- _Dataset listings of figures_
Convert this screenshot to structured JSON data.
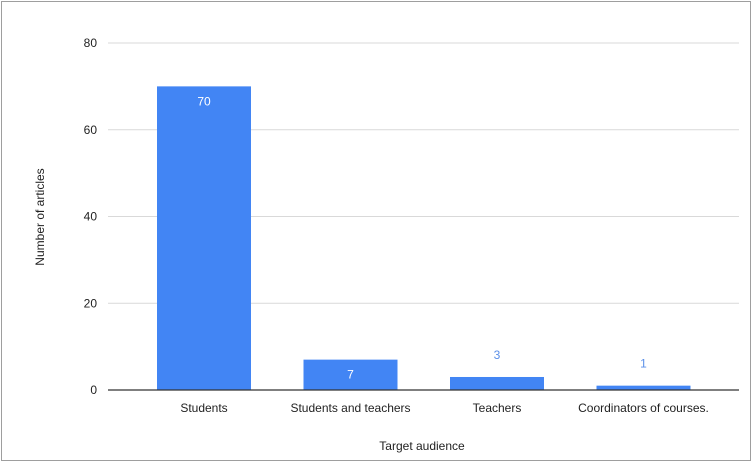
{
  "chart_data": {
    "type": "bar",
    "categories": [
      "Students",
      "Students and teachers",
      "Teachers",
      "Coordinators of courses."
    ],
    "values": [
      70,
      7,
      3,
      1
    ],
    "data_labels": [
      "70",
      "7",
      "3",
      "1"
    ],
    "title": "",
    "xlabel": "Target audience",
    "ylabel": "Number of articles",
    "ylim": [
      0,
      80
    ],
    "yticks": [
      0,
      20,
      40,
      60,
      80
    ],
    "ytick_labels": [
      "0",
      "20",
      "40",
      "60",
      "80"
    ],
    "grid": true,
    "legend": "none",
    "colors": {
      "bar": "#4285f4",
      "label_inside": "#ffffff",
      "label_outside": "#5b8fe8",
      "grid": "#d9d9d9",
      "axis": "#333333"
    }
  }
}
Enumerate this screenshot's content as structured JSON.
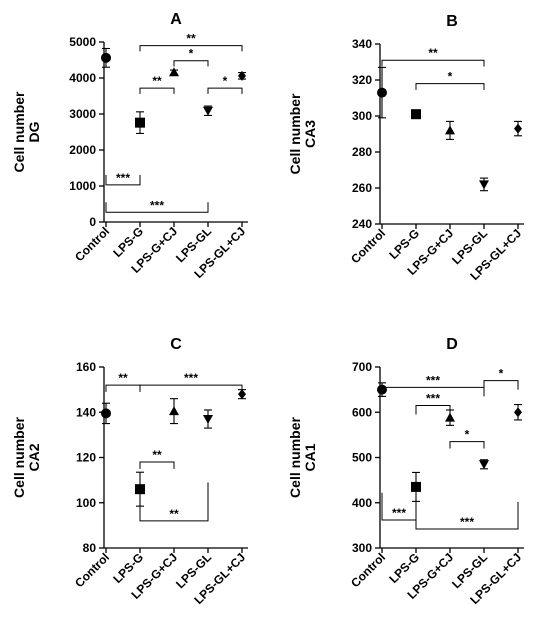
{
  "chart_data": [
    {
      "type": "scatter",
      "title": "A",
      "ylabel": [
        "Cell number",
        "DG"
      ],
      "categories": [
        "Control",
        "LPS-G",
        "LPS-G+CJ",
        "LPS-GL",
        "LPS-GL+CJ"
      ],
      "markers": [
        "circle",
        "square",
        "triangle-up",
        "triangle-down",
        "diamond"
      ],
      "values": [
        4560,
        2760,
        4160,
        3090,
        4060
      ],
      "errors": [
        260,
        300,
        60,
        130,
        90
      ],
      "ylim": [
        0,
        5000
      ],
      "yticks": [
        0,
        1000,
        2000,
        3000,
        4000,
        5000
      ],
      "ytick_labels": [
        "0",
        "1000",
        "2000",
        "3000",
        "4000",
        "5000"
      ],
      "brackets": [
        {
          "from": 1,
          "to": 4,
          "y": 4900,
          "dir": "down",
          "drop": 160,
          "label": "**"
        },
        {
          "from": 2,
          "to": 3,
          "y": 4480,
          "dir": "down",
          "drop": 160,
          "label": "*"
        },
        {
          "from": 1,
          "to": 2,
          "y": 3720,
          "dir": "down",
          "drop": 160,
          "label": "**"
        },
        {
          "from": 3,
          "to": 4,
          "y": 3720,
          "dir": "down",
          "drop": 160,
          "label": "*"
        },
        {
          "from": 0,
          "to": 1,
          "y": 1030,
          "dir": "up",
          "drop": 280,
          "label": "***"
        },
        {
          "from": 0,
          "to": 3,
          "y": 270,
          "dir": "up",
          "drop": 280,
          "label": "***"
        }
      ]
    },
    {
      "type": "scatter",
      "title": "B",
      "ylabel": [
        "Cell number",
        "CA3"
      ],
      "categories": [
        "Control",
        "LPS-G",
        "LPS-G+CJ",
        "LPS-GL",
        "LPS-GL+CJ"
      ],
      "markers": [
        "circle",
        "square",
        "triangle-up",
        "triangle-down",
        "diamond"
      ],
      "values": [
        313,
        301,
        292,
        262,
        293
      ],
      "errors": [
        14,
        0,
        5,
        3.5,
        4
      ],
      "ylim": [
        240,
        340
      ],
      "yticks": [
        240,
        260,
        280,
        300,
        320,
        340
      ],
      "ytick_labels": [
        "240",
        "260",
        "280",
        "300",
        "320",
        "340"
      ],
      "brackets": [
        {
          "from": 0,
          "to": 3,
          "y": 331,
          "dir": "down",
          "drop": 3.5,
          "label": "**"
        },
        {
          "from": 1,
          "to": 3,
          "y": 318,
          "dir": "down",
          "drop": 3.5,
          "label": "*"
        }
      ]
    },
    {
      "type": "scatter",
      "title": "C",
      "ylabel": [
        "Cell number",
        "CA2"
      ],
      "categories": [
        "Control",
        "LPS-G",
        "LPS-G+CJ",
        "LPS-GL",
        "LPS-GL+CJ"
      ],
      "markers": [
        "circle",
        "square",
        "triangle-up",
        "triangle-down",
        "diamond"
      ],
      "values": [
        139.5,
        106,
        140.5,
        137,
        148
      ],
      "errors": [
        4.5,
        7.5,
        5.5,
        4,
        2
      ],
      "ylim": [
        80,
        160
      ],
      "yticks": [
        80,
        100,
        120,
        140,
        160
      ],
      "ytick_labels": [
        "80",
        "100",
        "120",
        "140",
        "160"
      ],
      "brackets": [
        {
          "from": 0,
          "to": 1,
          "y": 152,
          "dir": "down",
          "drop": 3,
          "label": "**"
        },
        {
          "from": 1,
          "to": 4,
          "y": 152,
          "dir": "down",
          "drop": 3,
          "label": "***"
        },
        {
          "from": 1,
          "to": 2,
          "y": 118,
          "dir": "down",
          "drop": 3,
          "label": "**"
        },
        {
          "from": 1,
          "to": 3,
          "y": 92,
          "dir": "up",
          "drop": 17,
          "label": "**"
        }
      ]
    },
    {
      "type": "scatter",
      "title": "D",
      "ylabel": [
        "Cell number",
        "CA1"
      ],
      "categories": [
        "Control",
        "LPS-G",
        "LPS-G+CJ",
        "LPS-GL",
        "LPS-GL+CJ"
      ],
      "markers": [
        "circle",
        "square",
        "triangle-up",
        "triangle-down",
        "diamond"
      ],
      "values": [
        650,
        435,
        588,
        485,
        600
      ],
      "errors": [
        15,
        32,
        17,
        10,
        17
      ],
      "ylim": [
        300,
        700
      ],
      "yticks": [
        300,
        400,
        500,
        600,
        700
      ],
      "ytick_labels": [
        "300",
        "400",
        "500",
        "600",
        "700"
      ],
      "brackets": [
        {
          "from": 3,
          "to": 4,
          "y": 670,
          "dir": "down",
          "drop": 20,
          "label": "*"
        },
        {
          "from": 0,
          "to": 3,
          "y": 655,
          "dir": "down",
          "drop": 20,
          "label": "***"
        },
        {
          "from": 1,
          "to": 2,
          "y": 615,
          "dir": "down",
          "drop": 20,
          "label": "***"
        },
        {
          "from": 2,
          "to": 3,
          "y": 535,
          "dir": "down",
          "drop": 15,
          "label": "*"
        },
        {
          "from": 0,
          "to": 1,
          "y": 362,
          "dir": "up",
          "drop": 60,
          "label": "***"
        },
        {
          "from": 1,
          "to": 4,
          "y": 342,
          "dir": "up",
          "drop": 60,
          "label": "***"
        }
      ]
    }
  ]
}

- _Objective_
The pictures should not be reproduced; quote all of the other material exactly.

- _Response to the task_
Convert this screenshot to structured JSON data.
{
  "chart_data": {
    "type": "bar",
    "categories": [
      "Students",
      "Students and teachers",
      "Teachers",
      "Coordinators of courses."
    ],
    "values": [
      70,
      7,
      3,
      1
    ],
    "data_labels": [
      "70",
      "7",
      "3",
      "1"
    ],
    "title": "",
    "xlabel": "Target audience",
    "ylabel": "Number of articles",
    "ylim": [
      0,
      80
    ],
    "yticks": [
      0,
      20,
      40,
      60,
      80
    ],
    "ytick_labels": [
      "0",
      "20",
      "40",
      "60",
      "80"
    ],
    "grid": true,
    "legend": "none",
    "colors": {
      "bar": "#4285f4",
      "label_inside": "#ffffff",
      "label_outside": "#5b8fe8",
      "grid": "#d9d9d9",
      "axis": "#333333"
    }
  }
}
Enumerate this screenshot's content as structured JSON.
{
  "chart_data": [
    {
      "type": "scatter",
      "title": "A",
      "ylabel": [
        "Cell number",
        "DG"
      ],
      "categories": [
        "Control",
        "LPS-G",
        "LPS-G+CJ",
        "LPS-GL",
        "LPS-GL+CJ"
      ],
      "markers": [
        "circle",
        "square",
        "triangle-up",
        "triangle-down",
        "diamond"
      ],
      "values": [
        4560,
        2760,
        4160,
        3090,
        4060
      ],
      "errors": [
        260,
        300,
        60,
        130,
        90
      ],
      "ylim": [
        0,
        5000
      ],
      "yticks": [
        0,
        1000,
        2000,
        3000,
        4000,
        5000
      ],
      "ytick_labels": [
        "0",
        "1000",
        "2000",
        "3000",
        "4000",
        "5000"
      ],
      "brackets": [
        {
          "from": 1,
          "to": 4,
          "y": 4900,
          "dir": "down",
          "drop": 160,
          "label": "**"
        },
        {
          "from": 2,
          "to": 3,
          "y": 4480,
          "dir": "down",
          "drop": 160,
          "label": "*"
        },
        {
          "from": 1,
          "to": 2,
          "y": 3720,
          "dir": "down",
          "drop": 160,
          "label": "**"
        },
        {
          "from": 3,
          "to": 4,
          "y": 3720,
          "dir": "down",
          "drop": 160,
          "label": "*"
        },
        {
          "from": 0,
          "to": 1,
          "y": 1030,
          "dir": "up",
          "drop": 280,
          "label": "***"
        },
        {
          "from": 0,
          "to": 3,
          "y": 270,
          "dir": "up",
          "drop": 280,
          "label": "***"
        }
      ]
    },
    {
      "type": "scatter",
      "title": "B",
      "ylabel": [
        "Cell number",
        "CA3"
      ],
      "categories": [
        "Control",
        "LPS-G",
        "LPS-G+CJ",
        "LPS-GL",
        "LPS-GL+CJ"
      ],
      "markers": [
        "circle",
        "square",
        "triangle-up",
        "triangle-down",
        "diamond"
      ],
      "values": [
        313,
        301,
        292,
        262,
        293
      ],
      "errors": [
        14,
        0,
        5,
        3.5,
        4
      ],
      "ylim": [
        240,
        340
      ],
      "yticks": [
        240,
        260,
        280,
        300,
        320,
        340
      ],
      "ytick_labels": [
        "240",
        "260",
        "280",
        "300",
        "320",
        "340"
      ],
      "brackets": [
        {
          "from": 0,
          "to": 3,
          "y": 331,
          "dir": "down",
          "drop": 3.5,
          "label": "**"
        },
        {
          "from": 1,
          "to": 3,
          "y": 318,
          "dir": "down",
          "drop": 3.5,
          "label": "*"
        }
      ]
    },
    {
      "type": "scatter",
      "title": "C",
      "ylabel": [
        "Cell number",
        "CA2"
      ],
      "categories": [
        "Control",
        "LPS-G",
        "LPS-G+CJ",
        "LPS-GL",
        "LPS-GL+CJ"
      ],
      "markers": [
        "circle",
        "square",
        "triangle-up",
        "triangle-down",
        "diamond"
      ],
      "values": [
        139.5,
        106,
        140.5,
        137,
        148
      ],
      "errors": [
        4.5,
        7.5,
        5.5,
        4,
        2
      ],
      "ylim": [
        80,
        160
      ],
      "yticks": [
        80,
        100,
        120,
        140,
        160
      ],
      "ytick_labels": [
        "80",
        "100",
        "120",
        "140",
        "160"
      ],
      "brackets": [
        {
          "from": 0,
          "to": 1,
          "y": 152,
          "dir": "down",
          "drop": 3,
          "label": "**"
        },
        {
          "from": 1,
          "to": 4,
          "y": 152,
          "dir": "down",
          "drop": 3,
          "label": "***"
        },
        {
          "from": 1,
          "to": 2,
          "y": 118,
          "dir": "down",
          "drop": 3,
          "label": "**"
        },
        {
          "from": 1,
          "to": 3,
          "y": 92,
          "dir": "up",
          "drop": 17,
          "label": "**"
        }
      ]
    },
    {
      "type": "scatter",
      "title": "D",
      "ylabel": [
        "Cell number",
        "CA1"
      ],
      "categories": [
        "Control",
        "LPS-G",
        "LPS-G+CJ",
        "LPS-GL",
        "LPS-GL+CJ"
      ],
      "markers": [
        "circle",
        "square",
        "triangle-up",
        "triangle-down",
        "diamond"
      ],
      "values": [
        650,
        435,
        588,
        485,
        600
      ],
      "errors": [
        15,
        32,
        17,
        10,
        17
      ],
      "ylim": [
        300,
        700
      ],
      "yticks": [
        300,
        400,
        500,
        600,
        700
      ],
      "ytick_labels": [
        "300",
        "400",
        "500",
        "600",
        "700"
      ],
      "brackets": [
        {
          "from": 3,
          "to": 4,
          "y": 670,
          "dir": "down",
          "drop": 20,
          "label": "*"
        },
        {
          "from": 0,
          "to": 3,
          "y": 655,
          "dir": "down",
          "drop": 20,
          "label": "***"
        },
        {
          "from": 1,
          "to": 2,
          "y": 615,
          "dir": "down",
          "drop": 20,
          "label": "***"
        },
        {
          "from": 2,
          "to": 3,
          "y": 535,
          "dir": "down",
          "drop": 15,
          "label": "*"
        },
        {
          "from": 0,
          "to": 1,
          "y": 362,
          "dir": "up",
          "drop": 60,
          "label": "***"
        },
        {
          "from": 1,
          "to": 4,
          "y": 342,
          "dir": "up",
          "drop": 60,
          "label": "***"
        }
      ]
    }
  ]
}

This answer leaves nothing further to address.